## DATA SHOWN
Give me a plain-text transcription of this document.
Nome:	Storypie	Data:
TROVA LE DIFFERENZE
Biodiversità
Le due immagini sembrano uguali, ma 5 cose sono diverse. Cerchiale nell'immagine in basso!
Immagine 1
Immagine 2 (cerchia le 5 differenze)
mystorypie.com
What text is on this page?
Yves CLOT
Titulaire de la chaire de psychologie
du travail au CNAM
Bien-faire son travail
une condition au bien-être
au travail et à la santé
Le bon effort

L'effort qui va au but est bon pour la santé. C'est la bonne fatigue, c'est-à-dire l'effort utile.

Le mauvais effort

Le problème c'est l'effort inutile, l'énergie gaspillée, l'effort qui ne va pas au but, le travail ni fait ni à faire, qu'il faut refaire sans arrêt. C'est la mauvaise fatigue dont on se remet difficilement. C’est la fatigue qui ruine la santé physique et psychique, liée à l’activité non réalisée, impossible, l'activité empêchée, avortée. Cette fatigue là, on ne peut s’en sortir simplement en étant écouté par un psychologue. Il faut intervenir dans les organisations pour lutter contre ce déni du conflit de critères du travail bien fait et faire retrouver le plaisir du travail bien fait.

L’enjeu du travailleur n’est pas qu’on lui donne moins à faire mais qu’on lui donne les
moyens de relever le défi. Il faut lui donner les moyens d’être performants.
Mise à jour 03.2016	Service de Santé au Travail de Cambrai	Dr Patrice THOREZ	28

## PROBLEM
Choose all lines containing the string "faire" and copy them out.

## RESPONSE FOR THIS EXERCISE
Bien-faire son travail
Le problème c'est l'effort inutile, l'énergie gaspillée, l'effort qui ne va pas au but, le travail ni fait ni à faire, qu'il faut refaire sans arrêt. C'est la mauvaise fatigue dont on se remet difficilement. C’est la fatigue qui ruine la santé physique et psychique, liée à l’activité non réalisée, impossible, l'activité empêchée, avortée. Cette fatigue là, on ne peut s’en sortir simplement en étant écouté par un psychologue. Il faut intervenir dans les organisations pour lutter contre ce déni du conflit de critères du travail bien fait et faire retrouver le plaisir du travail bien fait.
L’enjeu du travailleur n’est pas qu’on lui donne moins à faire mais qu’on lui donne les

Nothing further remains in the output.